The records:
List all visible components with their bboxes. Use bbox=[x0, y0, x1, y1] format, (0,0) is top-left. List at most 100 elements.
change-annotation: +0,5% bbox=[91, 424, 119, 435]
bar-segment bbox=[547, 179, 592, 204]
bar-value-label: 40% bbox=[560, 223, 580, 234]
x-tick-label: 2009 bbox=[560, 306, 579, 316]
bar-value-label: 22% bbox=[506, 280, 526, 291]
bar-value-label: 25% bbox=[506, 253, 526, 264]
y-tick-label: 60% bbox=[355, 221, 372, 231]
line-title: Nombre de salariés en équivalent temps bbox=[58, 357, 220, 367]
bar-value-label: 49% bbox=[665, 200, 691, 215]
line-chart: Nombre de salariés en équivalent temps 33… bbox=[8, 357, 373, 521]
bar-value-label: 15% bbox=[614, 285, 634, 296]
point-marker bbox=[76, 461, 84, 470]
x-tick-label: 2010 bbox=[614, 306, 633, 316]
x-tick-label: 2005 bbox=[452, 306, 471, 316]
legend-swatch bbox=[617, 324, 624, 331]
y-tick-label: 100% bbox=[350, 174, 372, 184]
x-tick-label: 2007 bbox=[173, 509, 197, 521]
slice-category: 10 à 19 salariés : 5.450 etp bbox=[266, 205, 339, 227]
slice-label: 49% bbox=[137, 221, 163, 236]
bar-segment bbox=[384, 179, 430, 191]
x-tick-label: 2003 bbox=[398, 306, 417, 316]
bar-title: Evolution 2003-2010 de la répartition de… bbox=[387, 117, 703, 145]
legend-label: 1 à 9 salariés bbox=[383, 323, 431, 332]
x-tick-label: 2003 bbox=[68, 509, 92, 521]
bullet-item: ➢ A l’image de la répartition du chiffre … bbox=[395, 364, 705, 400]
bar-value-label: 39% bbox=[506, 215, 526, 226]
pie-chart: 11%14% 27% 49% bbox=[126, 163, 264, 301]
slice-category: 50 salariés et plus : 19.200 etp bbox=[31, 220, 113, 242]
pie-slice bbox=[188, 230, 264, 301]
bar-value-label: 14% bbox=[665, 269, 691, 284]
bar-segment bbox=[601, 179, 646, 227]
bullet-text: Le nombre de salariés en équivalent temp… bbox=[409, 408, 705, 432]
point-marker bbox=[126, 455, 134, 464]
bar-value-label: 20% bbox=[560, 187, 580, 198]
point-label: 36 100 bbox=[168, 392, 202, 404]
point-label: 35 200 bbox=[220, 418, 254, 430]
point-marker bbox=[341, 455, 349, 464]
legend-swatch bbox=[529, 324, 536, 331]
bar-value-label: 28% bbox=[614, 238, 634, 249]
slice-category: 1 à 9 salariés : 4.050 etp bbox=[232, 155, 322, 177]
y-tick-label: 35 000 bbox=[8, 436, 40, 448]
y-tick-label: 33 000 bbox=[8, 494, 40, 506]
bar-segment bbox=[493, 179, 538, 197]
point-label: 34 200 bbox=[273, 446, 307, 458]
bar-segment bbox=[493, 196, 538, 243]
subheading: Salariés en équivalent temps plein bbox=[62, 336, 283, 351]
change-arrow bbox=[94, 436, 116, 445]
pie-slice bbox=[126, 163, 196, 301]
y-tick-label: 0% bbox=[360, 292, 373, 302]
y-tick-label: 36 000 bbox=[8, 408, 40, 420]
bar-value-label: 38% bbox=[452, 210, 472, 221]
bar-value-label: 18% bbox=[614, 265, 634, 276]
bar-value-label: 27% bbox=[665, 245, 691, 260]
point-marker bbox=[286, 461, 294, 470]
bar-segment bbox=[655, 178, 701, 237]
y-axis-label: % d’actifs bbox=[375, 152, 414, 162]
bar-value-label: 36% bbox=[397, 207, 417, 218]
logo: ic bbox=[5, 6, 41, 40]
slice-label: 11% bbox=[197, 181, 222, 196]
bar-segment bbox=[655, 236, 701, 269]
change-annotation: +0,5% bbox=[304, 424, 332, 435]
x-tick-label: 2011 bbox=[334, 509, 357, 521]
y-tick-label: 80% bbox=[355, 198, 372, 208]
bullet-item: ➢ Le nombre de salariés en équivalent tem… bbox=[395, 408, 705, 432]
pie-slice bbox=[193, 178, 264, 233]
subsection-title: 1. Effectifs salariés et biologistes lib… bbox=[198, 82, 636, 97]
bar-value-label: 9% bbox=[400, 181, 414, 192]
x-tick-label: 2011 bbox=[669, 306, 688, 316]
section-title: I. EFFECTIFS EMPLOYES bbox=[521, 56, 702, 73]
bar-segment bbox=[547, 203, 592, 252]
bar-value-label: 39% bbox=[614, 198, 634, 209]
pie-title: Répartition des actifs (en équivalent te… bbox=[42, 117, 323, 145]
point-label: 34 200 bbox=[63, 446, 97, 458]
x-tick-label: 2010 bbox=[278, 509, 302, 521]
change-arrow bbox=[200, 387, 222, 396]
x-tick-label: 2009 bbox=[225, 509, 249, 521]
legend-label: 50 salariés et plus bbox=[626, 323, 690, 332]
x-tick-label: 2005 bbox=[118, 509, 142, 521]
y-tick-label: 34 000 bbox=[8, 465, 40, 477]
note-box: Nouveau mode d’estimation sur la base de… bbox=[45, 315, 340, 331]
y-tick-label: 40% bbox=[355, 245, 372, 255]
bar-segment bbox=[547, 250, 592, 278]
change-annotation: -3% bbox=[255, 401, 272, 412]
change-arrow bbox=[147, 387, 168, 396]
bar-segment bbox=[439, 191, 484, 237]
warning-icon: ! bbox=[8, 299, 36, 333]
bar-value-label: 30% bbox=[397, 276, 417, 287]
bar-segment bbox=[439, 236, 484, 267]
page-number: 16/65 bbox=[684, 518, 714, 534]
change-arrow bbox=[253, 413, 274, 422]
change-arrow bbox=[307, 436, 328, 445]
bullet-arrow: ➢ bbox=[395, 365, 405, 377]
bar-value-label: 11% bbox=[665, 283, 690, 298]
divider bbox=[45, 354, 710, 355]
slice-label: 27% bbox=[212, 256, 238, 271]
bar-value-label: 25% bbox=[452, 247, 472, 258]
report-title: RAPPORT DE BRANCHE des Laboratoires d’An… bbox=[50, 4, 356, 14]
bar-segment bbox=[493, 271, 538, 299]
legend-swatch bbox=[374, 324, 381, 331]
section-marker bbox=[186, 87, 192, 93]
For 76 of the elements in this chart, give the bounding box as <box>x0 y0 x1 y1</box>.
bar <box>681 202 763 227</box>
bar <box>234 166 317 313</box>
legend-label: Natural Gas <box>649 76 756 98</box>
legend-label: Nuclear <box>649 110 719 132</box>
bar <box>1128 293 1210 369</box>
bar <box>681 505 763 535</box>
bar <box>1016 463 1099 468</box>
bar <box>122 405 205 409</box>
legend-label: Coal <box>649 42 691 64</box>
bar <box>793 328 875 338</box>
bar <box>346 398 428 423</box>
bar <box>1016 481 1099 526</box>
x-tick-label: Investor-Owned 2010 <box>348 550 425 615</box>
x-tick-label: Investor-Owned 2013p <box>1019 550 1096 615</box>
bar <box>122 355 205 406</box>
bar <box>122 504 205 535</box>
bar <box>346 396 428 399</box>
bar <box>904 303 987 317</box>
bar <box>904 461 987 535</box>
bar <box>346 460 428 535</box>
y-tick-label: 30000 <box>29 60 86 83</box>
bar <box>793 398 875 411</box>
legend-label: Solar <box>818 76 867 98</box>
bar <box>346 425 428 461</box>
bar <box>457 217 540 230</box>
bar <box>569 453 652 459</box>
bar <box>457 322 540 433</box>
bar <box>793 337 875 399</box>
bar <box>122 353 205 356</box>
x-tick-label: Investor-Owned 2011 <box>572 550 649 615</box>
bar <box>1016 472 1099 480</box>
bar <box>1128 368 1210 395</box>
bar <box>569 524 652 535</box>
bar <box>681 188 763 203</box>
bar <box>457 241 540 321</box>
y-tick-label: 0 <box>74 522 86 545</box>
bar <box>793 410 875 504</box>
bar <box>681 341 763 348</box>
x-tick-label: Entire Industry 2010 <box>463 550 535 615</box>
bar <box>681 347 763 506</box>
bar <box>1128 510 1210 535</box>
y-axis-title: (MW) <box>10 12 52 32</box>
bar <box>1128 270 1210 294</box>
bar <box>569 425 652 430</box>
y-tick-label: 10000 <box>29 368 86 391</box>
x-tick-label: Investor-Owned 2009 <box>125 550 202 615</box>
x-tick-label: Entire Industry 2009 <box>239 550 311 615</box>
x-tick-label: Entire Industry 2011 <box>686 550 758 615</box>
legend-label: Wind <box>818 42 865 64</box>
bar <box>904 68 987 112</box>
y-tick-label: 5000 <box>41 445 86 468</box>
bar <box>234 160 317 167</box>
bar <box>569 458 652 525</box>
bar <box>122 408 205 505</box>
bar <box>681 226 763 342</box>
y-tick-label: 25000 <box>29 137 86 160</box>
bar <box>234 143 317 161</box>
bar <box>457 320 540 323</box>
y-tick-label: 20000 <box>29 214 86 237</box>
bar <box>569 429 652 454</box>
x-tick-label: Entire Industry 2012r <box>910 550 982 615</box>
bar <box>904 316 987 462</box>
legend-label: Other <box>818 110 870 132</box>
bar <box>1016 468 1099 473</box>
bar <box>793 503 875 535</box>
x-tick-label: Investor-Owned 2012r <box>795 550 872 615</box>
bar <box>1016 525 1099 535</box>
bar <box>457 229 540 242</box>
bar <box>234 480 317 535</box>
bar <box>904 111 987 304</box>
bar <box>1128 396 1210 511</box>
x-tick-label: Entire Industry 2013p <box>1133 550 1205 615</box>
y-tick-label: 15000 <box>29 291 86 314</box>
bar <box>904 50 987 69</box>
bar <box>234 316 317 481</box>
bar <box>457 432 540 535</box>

Brief: Please identify each line in the items above that contains the word "plus" and copy it out in full. Uppercase and lowercase letters count as different.

Result of the exercise:
slice-category: 50 salariés et plus : 19.200 etp bbox=[31, 220, 113, 242]
legend-label: 50 salariés et plus bbox=[626, 323, 690, 332]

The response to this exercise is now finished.